[Rows from a figure dataset]
######

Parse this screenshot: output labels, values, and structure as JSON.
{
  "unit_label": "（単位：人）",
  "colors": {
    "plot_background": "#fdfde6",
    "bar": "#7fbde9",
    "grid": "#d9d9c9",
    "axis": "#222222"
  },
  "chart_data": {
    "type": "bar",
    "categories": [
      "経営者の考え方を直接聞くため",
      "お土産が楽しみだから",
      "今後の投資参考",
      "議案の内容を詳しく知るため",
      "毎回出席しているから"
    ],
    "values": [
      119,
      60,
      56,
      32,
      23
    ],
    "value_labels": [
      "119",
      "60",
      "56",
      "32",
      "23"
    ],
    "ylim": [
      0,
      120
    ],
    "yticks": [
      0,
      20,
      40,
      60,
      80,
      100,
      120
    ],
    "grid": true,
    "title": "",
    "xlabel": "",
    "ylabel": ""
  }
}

######

_WHAT THE TASK REQUIRES_
In the entries above, identify every line with the string "values".

_EXPECTED OUTPUT_
Parse this screenshot: output labels, values, and structure as JSON.
    "values": [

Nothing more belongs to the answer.